§ **Data in this exercise**
****************

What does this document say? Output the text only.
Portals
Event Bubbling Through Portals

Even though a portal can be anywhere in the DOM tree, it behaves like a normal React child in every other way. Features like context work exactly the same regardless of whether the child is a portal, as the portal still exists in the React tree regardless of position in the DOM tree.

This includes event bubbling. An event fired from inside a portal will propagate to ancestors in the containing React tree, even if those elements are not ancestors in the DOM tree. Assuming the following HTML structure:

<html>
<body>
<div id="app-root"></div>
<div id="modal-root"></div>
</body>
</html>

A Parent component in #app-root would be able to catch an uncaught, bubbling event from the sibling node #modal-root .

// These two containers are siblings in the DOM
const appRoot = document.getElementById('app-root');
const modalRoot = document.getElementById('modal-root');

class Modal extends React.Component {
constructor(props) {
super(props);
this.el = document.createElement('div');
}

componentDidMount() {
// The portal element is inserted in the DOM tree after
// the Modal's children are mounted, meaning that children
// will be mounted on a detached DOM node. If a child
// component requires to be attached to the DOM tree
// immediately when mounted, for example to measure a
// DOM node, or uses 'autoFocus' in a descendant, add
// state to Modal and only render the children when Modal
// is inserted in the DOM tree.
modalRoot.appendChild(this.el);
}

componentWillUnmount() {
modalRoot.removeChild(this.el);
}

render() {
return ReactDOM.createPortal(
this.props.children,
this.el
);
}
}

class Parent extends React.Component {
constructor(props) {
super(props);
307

****************

Pull out all lines in the data above that include "children".

// the Modal's children are mounted, meaning that children
// state to Modal and only render the children when Modal
this.props.children,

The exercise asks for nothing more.